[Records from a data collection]
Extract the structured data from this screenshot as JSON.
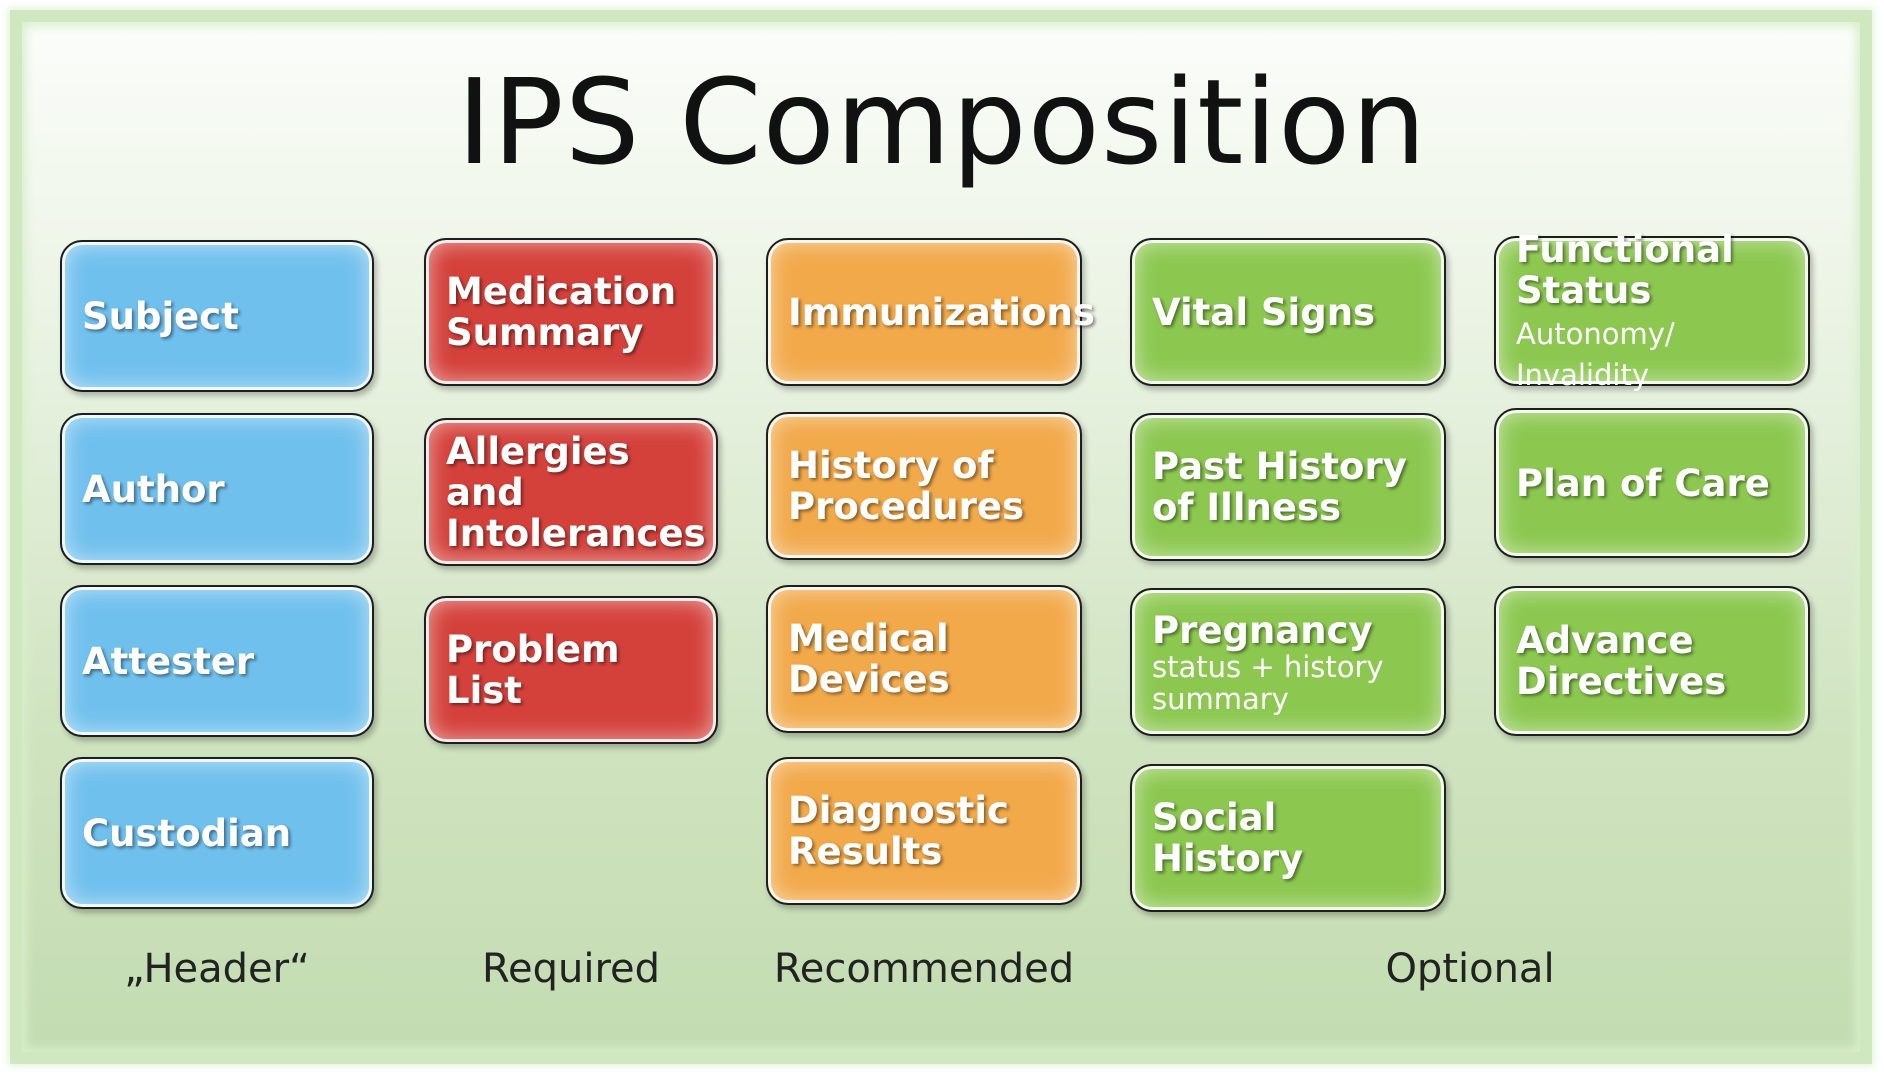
{
  "title": "IPS Composition",
  "columns": {
    "header": {
      "label": "„Header“",
      "items": [
        "Subject",
        "Author",
        "Attester",
        "Custodian"
      ]
    },
    "required": {
      "label": "Required",
      "items": [
        "Medication Summary",
        "Allergies and Intolerances",
        "Problem List"
      ]
    },
    "recommended": {
      "label": "Recommended",
      "items": [
        "Immunizations",
        "History of Procedures",
        "Medical Devices",
        "Diagnostic Results"
      ]
    },
    "optional": {
      "label": "Optional",
      "col1": [
        {
          "main": "Vital Signs"
        },
        {
          "main": "Past History of Illness"
        },
        {
          "main": "Pregnancy",
          "sub": "status + history summary"
        },
        {
          "main": "Social History"
        }
      ],
      "col2": [
        {
          "main": "Functional Status",
          "sub": "Autonomy/ Invalidity"
        },
        {
          "main": "Plan of Care"
        },
        {
          "main": "Advance Directives"
        }
      ]
    }
  },
  "colors": {
    "header": "#70c0ee",
    "required": "#d4413b",
    "recommended": "#f2a94a",
    "optional": "#8cc850"
  }
}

◆ TASK PROMPT: Within the records, how many lines include "main"? The answer is the number and nothing else.

◆ OUTPUT FOR THIS EXERCISE: 7